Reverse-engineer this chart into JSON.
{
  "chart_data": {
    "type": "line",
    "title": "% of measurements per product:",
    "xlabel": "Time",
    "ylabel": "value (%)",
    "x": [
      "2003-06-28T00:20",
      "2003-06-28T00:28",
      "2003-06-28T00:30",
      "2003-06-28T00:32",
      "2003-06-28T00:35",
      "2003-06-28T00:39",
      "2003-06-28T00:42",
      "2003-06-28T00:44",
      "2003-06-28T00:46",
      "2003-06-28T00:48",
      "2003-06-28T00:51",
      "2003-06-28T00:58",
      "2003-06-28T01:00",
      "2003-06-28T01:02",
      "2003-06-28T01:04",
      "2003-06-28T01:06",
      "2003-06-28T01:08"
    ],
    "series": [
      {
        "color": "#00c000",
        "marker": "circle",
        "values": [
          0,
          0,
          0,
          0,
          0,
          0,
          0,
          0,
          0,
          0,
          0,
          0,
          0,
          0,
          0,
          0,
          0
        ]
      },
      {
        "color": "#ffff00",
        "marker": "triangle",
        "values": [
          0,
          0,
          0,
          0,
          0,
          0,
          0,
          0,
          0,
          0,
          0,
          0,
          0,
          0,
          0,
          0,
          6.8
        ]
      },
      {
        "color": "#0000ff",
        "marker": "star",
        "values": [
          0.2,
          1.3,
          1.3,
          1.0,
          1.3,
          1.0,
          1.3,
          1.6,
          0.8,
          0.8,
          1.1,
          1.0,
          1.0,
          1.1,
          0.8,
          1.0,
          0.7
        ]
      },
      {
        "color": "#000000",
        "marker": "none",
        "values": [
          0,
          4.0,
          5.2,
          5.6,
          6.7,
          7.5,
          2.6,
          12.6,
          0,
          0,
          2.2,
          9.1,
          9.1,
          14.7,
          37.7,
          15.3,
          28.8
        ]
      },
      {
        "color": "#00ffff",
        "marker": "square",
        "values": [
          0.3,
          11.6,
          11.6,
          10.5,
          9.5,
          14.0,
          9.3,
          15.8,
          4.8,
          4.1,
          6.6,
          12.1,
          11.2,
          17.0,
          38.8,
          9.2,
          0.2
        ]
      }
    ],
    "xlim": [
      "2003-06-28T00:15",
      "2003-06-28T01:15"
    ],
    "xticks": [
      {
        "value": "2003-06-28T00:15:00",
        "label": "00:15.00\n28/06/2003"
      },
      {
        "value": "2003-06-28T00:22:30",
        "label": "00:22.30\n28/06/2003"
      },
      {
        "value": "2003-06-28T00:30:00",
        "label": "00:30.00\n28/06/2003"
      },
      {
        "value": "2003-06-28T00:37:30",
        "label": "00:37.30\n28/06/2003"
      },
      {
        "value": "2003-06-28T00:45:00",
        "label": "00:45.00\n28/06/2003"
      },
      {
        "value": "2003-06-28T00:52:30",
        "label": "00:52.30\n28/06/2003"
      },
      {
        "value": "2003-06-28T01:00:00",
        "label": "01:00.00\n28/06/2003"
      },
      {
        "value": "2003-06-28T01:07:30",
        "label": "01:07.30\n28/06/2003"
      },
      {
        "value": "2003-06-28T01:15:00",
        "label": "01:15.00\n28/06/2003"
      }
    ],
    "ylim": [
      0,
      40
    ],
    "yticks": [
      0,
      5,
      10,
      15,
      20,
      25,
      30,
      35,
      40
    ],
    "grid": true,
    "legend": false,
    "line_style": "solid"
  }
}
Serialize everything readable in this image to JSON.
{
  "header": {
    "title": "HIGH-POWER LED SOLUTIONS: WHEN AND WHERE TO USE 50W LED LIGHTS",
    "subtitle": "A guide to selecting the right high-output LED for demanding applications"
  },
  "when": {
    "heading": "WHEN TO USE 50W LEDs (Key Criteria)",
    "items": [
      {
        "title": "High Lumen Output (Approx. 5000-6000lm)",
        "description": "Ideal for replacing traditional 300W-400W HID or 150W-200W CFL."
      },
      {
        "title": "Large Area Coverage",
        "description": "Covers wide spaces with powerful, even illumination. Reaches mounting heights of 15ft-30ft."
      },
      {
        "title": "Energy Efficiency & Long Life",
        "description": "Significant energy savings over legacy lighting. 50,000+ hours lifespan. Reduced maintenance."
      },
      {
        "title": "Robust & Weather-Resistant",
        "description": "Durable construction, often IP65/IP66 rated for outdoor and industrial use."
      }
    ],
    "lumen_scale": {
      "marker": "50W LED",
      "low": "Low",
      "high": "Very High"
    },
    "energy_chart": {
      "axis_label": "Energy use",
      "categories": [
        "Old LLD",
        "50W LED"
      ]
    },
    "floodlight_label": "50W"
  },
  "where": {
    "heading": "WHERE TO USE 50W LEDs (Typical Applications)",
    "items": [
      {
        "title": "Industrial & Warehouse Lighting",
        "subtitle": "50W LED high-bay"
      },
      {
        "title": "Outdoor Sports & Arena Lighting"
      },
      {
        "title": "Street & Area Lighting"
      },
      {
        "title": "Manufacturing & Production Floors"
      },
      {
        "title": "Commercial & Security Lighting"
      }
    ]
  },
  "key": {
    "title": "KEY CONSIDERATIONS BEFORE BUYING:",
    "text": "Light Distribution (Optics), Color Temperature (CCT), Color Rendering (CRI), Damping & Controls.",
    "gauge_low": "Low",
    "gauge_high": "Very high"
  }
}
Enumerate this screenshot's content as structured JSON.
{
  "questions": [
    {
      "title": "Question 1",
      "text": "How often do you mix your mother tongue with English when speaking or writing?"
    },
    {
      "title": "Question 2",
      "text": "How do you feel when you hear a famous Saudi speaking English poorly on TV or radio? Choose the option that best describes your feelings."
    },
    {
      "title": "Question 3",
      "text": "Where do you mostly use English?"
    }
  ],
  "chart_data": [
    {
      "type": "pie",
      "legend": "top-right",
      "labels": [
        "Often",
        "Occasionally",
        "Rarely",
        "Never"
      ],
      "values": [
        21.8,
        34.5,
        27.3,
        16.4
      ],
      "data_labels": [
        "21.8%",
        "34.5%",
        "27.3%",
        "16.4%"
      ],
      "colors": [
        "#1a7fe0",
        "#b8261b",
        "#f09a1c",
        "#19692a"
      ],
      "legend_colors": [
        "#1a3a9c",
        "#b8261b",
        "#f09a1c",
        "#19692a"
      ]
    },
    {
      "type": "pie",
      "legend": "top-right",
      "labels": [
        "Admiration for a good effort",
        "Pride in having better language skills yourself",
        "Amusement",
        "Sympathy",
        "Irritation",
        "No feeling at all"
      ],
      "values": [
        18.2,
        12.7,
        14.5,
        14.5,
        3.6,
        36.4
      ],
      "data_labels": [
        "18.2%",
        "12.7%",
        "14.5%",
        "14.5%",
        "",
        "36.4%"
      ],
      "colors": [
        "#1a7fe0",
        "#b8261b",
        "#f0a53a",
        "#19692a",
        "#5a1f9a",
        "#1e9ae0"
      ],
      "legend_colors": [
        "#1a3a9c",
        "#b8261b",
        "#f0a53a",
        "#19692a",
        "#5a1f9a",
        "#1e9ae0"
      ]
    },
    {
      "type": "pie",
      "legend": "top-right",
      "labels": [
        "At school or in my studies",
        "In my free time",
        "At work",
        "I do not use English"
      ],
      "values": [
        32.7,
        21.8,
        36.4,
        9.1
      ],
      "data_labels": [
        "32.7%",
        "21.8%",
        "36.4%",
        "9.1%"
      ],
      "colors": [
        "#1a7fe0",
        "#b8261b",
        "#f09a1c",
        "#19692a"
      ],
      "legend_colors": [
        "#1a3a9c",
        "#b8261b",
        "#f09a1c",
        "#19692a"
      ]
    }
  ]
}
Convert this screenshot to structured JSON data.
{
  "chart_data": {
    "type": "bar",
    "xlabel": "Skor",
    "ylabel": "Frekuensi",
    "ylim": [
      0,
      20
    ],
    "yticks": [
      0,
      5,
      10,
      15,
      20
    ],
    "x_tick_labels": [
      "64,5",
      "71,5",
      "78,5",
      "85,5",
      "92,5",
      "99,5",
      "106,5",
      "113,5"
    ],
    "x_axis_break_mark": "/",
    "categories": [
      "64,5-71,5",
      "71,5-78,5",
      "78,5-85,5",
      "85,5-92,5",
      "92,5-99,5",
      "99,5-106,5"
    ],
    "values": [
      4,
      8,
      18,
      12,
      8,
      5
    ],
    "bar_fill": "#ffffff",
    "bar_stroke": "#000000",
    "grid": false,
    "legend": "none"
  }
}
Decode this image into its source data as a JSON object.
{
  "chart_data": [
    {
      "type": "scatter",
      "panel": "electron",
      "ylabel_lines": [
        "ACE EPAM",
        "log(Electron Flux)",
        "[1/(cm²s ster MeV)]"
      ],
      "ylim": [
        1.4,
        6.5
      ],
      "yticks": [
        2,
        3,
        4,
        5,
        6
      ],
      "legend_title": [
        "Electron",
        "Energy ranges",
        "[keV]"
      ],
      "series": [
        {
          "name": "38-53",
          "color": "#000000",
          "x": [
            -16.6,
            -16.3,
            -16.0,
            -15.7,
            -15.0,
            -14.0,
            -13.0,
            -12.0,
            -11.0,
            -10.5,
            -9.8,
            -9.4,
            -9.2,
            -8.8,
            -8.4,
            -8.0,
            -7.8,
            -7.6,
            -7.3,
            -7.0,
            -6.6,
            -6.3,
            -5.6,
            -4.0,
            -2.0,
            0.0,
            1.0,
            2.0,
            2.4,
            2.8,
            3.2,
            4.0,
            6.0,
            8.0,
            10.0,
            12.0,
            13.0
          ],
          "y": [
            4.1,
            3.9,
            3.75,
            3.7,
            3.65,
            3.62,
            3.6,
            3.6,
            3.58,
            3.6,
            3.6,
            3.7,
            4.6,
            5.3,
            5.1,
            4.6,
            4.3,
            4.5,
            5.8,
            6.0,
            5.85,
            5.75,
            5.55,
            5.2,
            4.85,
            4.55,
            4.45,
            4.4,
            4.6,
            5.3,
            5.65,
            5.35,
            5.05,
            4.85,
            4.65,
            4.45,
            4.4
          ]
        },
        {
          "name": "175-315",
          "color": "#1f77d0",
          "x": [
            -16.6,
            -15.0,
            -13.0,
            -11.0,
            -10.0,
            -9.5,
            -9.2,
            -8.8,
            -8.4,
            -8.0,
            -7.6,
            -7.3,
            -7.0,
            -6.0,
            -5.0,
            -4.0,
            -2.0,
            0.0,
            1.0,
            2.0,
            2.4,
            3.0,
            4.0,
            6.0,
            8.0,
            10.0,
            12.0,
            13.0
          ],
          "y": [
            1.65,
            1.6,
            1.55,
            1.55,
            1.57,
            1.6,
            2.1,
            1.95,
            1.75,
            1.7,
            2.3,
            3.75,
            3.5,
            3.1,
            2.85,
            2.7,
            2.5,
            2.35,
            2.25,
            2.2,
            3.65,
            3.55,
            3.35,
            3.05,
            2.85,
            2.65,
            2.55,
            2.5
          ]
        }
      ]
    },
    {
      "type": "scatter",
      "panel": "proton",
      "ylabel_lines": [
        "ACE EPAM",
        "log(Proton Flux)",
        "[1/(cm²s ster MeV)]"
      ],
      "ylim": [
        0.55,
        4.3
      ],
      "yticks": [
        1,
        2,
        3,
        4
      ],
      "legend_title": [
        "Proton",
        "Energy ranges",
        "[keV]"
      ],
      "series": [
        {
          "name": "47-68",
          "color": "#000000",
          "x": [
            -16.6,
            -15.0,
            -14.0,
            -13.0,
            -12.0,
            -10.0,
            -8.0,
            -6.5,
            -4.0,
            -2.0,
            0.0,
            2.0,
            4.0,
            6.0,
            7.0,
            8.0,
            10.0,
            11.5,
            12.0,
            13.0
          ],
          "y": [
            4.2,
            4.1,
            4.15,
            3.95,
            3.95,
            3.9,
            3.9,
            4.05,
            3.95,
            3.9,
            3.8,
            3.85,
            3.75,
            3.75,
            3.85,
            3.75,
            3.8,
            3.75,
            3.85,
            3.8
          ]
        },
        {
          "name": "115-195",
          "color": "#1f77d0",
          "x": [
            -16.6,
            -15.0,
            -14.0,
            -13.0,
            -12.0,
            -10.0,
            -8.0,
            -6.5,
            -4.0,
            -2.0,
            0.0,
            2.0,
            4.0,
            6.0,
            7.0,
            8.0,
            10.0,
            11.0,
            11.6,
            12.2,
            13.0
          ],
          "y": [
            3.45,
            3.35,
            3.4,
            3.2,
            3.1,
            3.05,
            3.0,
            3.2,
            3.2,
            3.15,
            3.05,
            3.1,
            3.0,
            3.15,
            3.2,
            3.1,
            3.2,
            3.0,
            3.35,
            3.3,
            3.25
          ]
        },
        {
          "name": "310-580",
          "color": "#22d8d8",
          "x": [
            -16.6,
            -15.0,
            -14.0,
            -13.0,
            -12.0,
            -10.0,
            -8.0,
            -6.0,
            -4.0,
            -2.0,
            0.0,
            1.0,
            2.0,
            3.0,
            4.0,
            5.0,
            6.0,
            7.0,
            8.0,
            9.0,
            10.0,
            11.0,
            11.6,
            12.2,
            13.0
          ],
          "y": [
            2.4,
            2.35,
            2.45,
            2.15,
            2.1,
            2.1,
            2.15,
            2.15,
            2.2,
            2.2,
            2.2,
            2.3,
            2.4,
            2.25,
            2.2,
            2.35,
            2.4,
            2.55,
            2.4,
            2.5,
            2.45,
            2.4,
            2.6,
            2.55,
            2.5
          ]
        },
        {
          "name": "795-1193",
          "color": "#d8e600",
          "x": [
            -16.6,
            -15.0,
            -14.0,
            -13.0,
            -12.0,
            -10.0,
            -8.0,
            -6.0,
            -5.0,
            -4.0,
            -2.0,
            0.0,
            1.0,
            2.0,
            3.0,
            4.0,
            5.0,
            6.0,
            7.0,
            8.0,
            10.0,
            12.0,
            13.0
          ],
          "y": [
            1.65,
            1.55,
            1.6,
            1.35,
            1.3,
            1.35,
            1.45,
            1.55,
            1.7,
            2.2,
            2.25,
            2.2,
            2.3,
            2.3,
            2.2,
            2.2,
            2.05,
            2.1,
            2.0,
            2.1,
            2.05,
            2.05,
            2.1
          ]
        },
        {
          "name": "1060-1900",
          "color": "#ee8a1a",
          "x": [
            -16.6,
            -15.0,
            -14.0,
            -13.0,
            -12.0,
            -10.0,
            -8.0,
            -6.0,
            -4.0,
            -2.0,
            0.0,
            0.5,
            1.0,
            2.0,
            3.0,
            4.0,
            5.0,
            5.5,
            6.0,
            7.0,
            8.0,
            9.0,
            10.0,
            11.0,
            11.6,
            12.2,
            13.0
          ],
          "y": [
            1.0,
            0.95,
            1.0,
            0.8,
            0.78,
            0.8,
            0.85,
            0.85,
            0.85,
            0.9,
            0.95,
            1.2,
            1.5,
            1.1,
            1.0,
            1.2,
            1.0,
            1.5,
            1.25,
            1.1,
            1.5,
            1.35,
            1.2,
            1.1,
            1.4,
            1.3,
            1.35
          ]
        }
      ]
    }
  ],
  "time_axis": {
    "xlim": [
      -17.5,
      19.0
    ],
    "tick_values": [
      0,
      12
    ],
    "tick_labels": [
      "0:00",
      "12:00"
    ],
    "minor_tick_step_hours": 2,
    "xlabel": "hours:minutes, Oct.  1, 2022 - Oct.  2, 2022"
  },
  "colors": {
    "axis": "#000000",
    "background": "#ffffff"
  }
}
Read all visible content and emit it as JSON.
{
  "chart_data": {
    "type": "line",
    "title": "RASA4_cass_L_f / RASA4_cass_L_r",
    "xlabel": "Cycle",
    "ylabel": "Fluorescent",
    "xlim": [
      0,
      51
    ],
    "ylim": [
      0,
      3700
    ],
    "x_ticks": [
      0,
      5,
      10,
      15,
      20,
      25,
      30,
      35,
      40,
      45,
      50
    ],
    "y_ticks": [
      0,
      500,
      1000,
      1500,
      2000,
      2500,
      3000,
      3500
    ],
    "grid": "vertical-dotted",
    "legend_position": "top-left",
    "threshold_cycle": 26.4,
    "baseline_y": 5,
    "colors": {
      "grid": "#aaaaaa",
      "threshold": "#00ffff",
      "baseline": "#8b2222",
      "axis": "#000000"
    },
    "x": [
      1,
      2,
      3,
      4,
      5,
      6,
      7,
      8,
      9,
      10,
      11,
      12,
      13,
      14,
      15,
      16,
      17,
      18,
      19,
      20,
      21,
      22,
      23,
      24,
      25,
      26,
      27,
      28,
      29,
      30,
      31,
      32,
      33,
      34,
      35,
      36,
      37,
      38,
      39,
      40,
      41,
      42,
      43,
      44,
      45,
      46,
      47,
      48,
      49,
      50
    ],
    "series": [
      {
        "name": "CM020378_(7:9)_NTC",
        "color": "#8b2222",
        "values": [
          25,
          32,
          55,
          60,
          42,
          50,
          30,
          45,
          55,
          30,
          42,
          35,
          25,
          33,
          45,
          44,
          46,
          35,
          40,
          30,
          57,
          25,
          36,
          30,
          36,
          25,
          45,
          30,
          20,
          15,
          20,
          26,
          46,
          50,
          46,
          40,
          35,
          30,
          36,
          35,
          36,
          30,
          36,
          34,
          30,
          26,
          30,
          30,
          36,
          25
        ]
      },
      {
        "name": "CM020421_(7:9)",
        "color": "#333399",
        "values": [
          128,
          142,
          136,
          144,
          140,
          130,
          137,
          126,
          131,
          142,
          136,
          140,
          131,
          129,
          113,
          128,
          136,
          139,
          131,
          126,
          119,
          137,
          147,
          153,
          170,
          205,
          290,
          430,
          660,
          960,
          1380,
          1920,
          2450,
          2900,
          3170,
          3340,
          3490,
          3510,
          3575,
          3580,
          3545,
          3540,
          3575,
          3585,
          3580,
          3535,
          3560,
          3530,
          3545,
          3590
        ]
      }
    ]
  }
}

+ + + +

## [Exercise goal]
From the entries above, select each line containing the string "content".

## [Result]
Enumerate this screenshot's content as structured JSON.
Read all visible content and emit it as JSON.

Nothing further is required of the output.